## GIVEN RECORDS
────────────────────

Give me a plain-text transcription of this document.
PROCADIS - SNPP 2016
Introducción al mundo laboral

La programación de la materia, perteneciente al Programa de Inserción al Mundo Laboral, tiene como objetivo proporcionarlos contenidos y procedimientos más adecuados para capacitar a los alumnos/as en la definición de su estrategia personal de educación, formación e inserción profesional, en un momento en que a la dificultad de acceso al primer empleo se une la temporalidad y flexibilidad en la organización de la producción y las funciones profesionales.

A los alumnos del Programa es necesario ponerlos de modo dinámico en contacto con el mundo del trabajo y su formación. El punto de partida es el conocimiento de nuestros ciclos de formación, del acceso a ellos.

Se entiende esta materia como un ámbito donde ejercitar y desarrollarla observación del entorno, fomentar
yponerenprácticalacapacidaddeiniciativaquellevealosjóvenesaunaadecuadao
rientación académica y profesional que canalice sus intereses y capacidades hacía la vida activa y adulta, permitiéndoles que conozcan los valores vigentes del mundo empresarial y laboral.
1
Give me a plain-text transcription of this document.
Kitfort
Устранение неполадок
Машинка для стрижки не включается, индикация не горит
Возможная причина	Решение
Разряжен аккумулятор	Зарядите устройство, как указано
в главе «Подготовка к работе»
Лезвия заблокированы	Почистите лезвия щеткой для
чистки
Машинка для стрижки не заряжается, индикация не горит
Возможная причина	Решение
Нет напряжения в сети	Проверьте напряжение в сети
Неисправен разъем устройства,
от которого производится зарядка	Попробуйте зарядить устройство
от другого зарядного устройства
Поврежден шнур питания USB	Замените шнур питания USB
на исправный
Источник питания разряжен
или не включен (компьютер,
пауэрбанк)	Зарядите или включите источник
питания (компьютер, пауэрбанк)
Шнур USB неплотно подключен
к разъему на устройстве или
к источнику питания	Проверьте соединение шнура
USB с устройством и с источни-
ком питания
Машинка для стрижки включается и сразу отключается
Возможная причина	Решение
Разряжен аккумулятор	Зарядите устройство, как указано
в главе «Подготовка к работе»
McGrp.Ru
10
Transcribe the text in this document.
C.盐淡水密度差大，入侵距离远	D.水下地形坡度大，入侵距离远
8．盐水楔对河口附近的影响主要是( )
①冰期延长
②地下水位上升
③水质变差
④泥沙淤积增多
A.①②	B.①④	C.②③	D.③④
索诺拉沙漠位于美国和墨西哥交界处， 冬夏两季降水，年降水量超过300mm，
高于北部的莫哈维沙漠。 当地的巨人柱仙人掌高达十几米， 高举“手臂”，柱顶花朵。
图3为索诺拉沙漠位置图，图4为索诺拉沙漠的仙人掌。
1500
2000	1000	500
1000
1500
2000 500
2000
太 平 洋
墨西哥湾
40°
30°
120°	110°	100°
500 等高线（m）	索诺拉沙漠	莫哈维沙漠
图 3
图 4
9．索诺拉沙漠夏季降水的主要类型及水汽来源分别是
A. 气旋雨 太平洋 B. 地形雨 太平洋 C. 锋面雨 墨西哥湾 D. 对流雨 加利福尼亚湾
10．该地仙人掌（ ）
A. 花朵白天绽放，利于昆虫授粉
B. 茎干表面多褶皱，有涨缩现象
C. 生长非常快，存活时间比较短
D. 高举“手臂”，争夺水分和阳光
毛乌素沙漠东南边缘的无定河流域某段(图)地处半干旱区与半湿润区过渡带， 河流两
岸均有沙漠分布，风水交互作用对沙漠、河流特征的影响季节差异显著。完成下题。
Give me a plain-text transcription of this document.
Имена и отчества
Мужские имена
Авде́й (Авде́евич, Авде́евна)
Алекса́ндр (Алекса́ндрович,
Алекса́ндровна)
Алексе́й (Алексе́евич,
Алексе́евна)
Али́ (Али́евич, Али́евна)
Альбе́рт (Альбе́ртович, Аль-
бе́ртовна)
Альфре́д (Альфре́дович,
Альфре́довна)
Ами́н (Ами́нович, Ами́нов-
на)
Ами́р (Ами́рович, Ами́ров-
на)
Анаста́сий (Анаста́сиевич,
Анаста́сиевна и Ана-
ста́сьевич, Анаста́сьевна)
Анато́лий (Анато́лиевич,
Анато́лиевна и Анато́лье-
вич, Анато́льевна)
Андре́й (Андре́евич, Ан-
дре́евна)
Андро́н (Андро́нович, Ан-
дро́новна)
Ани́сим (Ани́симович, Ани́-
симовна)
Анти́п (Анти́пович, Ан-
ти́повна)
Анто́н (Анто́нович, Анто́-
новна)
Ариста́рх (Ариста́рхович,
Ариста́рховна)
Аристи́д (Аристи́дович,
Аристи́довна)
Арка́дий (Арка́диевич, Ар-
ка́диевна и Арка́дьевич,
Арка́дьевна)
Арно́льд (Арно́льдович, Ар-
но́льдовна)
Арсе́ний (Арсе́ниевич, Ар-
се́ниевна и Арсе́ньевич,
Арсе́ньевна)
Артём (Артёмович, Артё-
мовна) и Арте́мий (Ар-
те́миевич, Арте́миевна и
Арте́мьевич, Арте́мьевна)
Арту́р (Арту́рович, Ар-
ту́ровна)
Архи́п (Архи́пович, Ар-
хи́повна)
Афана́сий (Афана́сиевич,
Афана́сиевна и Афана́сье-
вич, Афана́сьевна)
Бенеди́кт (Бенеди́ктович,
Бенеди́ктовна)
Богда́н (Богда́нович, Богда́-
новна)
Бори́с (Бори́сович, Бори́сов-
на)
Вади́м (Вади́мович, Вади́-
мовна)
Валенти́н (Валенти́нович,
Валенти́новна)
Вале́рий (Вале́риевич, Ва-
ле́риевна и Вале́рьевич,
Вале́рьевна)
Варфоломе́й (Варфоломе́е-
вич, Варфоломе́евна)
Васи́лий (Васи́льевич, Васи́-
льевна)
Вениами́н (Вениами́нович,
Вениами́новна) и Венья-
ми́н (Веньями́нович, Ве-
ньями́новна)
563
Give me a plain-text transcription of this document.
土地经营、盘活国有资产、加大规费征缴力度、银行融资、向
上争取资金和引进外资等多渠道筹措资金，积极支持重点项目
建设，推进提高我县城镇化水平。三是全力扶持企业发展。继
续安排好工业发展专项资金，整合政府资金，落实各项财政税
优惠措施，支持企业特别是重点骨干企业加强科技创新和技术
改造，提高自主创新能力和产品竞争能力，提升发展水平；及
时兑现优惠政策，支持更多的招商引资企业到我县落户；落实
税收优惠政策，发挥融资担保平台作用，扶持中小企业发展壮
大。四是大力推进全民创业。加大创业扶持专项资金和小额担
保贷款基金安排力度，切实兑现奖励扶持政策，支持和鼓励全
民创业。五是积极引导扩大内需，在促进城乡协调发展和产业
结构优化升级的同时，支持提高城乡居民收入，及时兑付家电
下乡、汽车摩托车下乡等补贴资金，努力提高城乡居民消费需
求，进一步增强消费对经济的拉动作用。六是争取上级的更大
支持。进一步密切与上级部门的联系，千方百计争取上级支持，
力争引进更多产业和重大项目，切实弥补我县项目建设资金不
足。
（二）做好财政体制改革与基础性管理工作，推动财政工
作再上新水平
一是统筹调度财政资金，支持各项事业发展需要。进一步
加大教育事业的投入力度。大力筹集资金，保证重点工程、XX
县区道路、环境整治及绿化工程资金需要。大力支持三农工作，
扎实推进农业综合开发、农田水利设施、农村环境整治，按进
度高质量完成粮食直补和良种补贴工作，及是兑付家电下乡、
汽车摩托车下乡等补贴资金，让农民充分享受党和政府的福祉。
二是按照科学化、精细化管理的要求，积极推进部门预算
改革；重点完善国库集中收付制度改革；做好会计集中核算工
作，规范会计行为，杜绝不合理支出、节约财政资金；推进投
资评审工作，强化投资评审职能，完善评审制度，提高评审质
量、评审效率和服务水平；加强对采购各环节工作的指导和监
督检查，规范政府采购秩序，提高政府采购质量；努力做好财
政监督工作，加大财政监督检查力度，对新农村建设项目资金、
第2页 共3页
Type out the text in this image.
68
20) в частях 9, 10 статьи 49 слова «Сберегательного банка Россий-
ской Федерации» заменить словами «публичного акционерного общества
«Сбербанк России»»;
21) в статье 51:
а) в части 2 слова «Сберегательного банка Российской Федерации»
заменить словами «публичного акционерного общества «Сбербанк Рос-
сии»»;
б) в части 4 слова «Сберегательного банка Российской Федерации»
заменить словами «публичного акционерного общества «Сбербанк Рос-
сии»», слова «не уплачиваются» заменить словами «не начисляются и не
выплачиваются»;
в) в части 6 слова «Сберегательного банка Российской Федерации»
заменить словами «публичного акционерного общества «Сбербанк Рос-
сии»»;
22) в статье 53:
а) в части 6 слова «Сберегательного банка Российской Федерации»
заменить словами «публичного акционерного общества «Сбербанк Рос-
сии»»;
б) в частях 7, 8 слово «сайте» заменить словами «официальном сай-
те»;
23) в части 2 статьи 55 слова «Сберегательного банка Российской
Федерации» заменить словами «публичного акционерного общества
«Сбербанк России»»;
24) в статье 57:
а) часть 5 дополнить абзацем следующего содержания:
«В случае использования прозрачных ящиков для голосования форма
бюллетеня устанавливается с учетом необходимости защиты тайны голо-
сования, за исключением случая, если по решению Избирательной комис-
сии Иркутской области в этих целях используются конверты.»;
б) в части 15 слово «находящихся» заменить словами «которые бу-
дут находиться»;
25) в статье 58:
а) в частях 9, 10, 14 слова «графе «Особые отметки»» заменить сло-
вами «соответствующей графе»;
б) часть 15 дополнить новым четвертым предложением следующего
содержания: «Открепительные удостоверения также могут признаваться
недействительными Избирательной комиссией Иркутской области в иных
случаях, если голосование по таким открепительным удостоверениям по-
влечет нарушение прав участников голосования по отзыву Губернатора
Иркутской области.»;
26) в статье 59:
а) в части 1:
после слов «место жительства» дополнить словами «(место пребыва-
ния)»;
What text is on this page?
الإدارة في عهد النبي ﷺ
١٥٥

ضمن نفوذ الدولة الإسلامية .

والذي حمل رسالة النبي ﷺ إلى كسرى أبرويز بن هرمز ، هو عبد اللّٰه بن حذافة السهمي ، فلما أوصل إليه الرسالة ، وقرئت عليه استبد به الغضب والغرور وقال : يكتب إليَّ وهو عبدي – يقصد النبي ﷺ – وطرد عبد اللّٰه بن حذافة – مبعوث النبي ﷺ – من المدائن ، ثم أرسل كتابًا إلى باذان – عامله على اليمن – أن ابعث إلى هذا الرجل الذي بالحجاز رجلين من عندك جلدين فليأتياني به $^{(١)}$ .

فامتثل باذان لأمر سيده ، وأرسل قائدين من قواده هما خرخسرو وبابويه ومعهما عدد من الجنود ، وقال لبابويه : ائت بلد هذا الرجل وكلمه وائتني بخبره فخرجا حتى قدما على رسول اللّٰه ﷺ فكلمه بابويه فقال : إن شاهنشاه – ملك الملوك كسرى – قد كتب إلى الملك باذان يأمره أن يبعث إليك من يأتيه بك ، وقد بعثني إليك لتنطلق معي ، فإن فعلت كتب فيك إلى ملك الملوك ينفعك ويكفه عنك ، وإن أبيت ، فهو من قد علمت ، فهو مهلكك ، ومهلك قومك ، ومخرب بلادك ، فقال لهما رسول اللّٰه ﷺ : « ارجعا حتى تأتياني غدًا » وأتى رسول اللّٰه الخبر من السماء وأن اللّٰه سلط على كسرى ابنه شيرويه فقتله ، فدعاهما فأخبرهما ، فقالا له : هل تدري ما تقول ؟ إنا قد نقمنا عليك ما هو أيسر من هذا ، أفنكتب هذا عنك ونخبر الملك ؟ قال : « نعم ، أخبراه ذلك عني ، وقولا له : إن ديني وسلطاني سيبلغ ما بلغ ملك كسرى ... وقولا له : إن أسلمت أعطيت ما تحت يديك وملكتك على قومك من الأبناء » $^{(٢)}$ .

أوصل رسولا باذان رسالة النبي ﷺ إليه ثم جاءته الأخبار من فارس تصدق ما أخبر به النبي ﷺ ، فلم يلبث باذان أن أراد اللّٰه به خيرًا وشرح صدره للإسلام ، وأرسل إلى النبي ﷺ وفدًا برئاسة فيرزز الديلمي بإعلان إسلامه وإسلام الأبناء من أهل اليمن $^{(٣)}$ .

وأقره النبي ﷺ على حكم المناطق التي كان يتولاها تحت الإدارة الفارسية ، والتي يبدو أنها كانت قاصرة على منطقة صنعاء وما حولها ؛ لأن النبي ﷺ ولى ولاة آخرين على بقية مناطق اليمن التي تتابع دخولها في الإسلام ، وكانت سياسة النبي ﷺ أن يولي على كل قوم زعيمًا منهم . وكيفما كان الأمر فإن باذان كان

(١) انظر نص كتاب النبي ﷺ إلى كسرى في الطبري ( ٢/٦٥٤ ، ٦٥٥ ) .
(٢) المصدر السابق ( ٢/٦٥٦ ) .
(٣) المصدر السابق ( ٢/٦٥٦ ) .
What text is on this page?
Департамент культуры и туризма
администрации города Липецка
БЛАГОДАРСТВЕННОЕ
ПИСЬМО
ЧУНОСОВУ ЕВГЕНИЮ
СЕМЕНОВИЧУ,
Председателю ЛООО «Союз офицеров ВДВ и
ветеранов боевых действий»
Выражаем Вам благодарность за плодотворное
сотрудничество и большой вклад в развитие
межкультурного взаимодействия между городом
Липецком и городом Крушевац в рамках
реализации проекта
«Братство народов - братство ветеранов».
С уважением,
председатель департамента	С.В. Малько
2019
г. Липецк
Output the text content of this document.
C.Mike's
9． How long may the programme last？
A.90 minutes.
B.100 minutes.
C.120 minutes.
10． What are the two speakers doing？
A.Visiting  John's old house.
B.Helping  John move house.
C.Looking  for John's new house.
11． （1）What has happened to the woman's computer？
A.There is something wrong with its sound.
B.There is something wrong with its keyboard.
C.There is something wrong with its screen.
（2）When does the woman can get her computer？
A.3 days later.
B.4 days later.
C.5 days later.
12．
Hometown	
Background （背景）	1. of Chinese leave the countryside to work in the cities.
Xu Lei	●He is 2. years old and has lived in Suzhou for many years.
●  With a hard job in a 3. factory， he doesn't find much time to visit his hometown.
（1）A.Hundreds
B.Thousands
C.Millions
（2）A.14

────────────────────

## WHAT TO PRODUCE
Which lines in the data above contain "John"? Show each one.

## RESULT OF THE EXERCISE
A.Visiting  John's old house.
B.Helping  John move house.
C.Looking  for John's new house.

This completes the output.